Мы пытаемся прикрыть одеждой лица, а они прыгают на наши голые головы, на руки, на любой незащищенный клочок тела. В соломе кишат голодные вши, мы чувствуем их пальцами ног.
Мы слишком долго подчинялись и молчали. Но тут нас прорвало. Мы бежим к двери и начинаем что есть силы стучать в нее. «Выпустите нас! Выпустите!» Колотим в стены нашей тюрьмы руками и ногами. «Этого не может быть! – вопят вокруг. – Пожалуйста, выпустите нас! Мы ничего не сделали. Это явно ошибка. Помогите!»
Лица искажены страданиями, му́кам нет конца. Но это запоздалый бунт: уже ничего не изменить. Тут никакая не ошибка, просто мы слишком долго не понимали происходящего. Мы бросаемся на этот оплот несправедливости с голыми руками. Но нам уже не до рассуждений. Пусть произойдет все что угодно – это все равно лучше, чем остаться наедине с «фактами», которые ползают и скачут под нашими ногами.
Я устала от постоянного напряжения и борьбы с приступами отчаяния. Устала видеть печать обреченности на лицах окружающих меня женщин. Грязь, вонь, далекий лай сторожевых собак – невыносимо… Всю ночь я корчусь на полу – вымотанная до предела и ожидающая чего-то еще худшего. Уже несколько дней не было ни воды, ни еды – совсем. Я не могу спать, но некоторые заснули. Точнее, провалились в полубессознательное состояние, отключились, не в силах больше чувствовать, как их заживо едят жуткие насекомые.
Дверь в блоке 5 открывается в четыре утра. Я так и просидела всю ночь, не сомкнув глаз. Все плетутся строиться и отправляются на поверку – все, кроме одной женщины. После пинка охранника она остается неподвижной. Она уже никогда не будет двигаться.[19]19
Точно неизвестно, в каком именно блоке умерла двадцатипятилетняя Иогана Грунвальдова, но именно она умерла первой. На следующий день, 28 марта 1942 года, умерла вторая девушка – Марта Корнова. Ей было 20 лет.
[Закрыть]
Пока нас пересчитывают, мы тихо стоим, нам нельзя ни на миллиметр нарушить строй наших аккуратных шеренг по пять. Я не поворачиваю головы. Не переминаюсь с ноги на ногу. Все тело чешется от укусов и от раздражающей голую кожу шерстяной ткани. Я быстро чиркаю большим пальцем по ноге, и это единственное движение, которым я могу себя побаловать.

Что сделать >>
A - Перепишите из отрывка всё, начиная со слов «Дверь в блоке» и вплоть до слов «было 20 лет.», поменяв «охранника» на «надзирателя».
B - Перечислите всё, что в отрывке названо невыносимым.
Эти данные никак не связаны с отрывком.

(Записи об элементах и их координатах)
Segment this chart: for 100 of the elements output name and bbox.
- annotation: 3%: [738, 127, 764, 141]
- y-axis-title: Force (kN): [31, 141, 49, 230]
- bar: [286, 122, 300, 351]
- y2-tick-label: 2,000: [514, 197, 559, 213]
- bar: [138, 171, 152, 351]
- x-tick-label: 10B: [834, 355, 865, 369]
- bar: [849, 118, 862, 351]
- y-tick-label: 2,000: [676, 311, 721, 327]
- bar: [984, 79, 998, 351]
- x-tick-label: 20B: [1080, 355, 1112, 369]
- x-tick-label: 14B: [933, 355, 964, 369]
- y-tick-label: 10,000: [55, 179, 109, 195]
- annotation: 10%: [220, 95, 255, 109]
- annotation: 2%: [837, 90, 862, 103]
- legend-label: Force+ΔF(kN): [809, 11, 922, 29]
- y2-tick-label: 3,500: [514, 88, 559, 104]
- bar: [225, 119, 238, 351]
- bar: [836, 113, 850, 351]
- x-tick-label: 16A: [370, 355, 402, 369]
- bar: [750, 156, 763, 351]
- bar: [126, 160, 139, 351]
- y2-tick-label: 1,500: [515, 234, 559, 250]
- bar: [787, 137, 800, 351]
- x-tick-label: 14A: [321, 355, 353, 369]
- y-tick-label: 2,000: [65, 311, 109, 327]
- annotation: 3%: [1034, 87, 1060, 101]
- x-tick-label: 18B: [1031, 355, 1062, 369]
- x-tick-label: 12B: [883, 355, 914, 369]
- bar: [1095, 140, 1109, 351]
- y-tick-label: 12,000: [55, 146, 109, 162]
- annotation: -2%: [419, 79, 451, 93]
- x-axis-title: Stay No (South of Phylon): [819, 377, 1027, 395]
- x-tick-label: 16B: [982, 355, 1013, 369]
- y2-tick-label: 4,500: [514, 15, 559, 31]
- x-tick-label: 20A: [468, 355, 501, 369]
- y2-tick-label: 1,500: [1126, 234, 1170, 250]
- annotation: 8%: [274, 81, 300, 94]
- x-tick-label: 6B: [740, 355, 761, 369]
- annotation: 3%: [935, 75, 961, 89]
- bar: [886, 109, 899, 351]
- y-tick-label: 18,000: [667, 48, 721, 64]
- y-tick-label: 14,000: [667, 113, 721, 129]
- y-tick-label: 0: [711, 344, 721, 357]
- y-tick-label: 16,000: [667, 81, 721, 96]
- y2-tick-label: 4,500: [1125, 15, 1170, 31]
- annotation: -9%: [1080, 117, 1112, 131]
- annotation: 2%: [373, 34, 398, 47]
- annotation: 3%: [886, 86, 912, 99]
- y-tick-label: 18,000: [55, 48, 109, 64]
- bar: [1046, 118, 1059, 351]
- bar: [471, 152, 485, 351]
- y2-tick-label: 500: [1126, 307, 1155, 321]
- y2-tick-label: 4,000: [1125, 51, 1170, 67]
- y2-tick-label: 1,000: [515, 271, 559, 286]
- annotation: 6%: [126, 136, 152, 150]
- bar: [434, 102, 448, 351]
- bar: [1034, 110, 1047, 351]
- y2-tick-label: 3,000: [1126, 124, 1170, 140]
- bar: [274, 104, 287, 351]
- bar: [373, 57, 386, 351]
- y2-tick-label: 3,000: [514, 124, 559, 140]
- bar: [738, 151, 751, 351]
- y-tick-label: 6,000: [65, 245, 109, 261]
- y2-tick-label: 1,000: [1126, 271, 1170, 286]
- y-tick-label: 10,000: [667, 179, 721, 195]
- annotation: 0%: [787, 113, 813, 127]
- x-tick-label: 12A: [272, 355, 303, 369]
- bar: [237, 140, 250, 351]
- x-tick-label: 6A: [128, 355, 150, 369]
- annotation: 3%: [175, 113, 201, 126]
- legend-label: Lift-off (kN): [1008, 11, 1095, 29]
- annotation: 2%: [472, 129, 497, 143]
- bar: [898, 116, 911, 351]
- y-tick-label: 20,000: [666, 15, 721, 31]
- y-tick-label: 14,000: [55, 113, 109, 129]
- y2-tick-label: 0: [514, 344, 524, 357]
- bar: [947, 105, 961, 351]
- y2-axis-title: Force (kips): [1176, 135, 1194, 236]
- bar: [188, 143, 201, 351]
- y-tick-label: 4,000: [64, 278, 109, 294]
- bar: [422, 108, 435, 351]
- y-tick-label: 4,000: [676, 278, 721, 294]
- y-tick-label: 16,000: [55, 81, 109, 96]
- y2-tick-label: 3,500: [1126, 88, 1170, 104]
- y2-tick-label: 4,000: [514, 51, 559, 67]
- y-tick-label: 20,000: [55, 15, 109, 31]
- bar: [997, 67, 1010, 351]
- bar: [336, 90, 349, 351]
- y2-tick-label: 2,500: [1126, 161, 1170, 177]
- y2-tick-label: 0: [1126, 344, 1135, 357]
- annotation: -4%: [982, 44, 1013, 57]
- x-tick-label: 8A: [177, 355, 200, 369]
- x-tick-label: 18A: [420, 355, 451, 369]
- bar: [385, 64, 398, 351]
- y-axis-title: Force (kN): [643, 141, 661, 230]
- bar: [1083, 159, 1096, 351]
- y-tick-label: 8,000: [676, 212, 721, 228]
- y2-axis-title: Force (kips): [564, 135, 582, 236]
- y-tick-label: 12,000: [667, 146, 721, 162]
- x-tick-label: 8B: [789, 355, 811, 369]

Ответы >>
A -
Дверь в блоке 5 открывается в четыре утра. Я так и просидела всю ночь, не сомкнув глаз. Все плетутся строиться и отправляются на поверку – все, кроме одной женщины. После пинка надзирателя она остается неподвижной. Она уже никогда не будет двигаться.[19]19
Точно неизвестно, в каком именно блоке умерла двадцатипятилетняя Иогана Грунвальдова, но именно она умерла первой. На следующий день, 28 марта 1942 года, умерла вторая девушка – Марта Корнова. Ей было 20 лет.

B - Грязь, вонь, далекий лай сторожевых собак.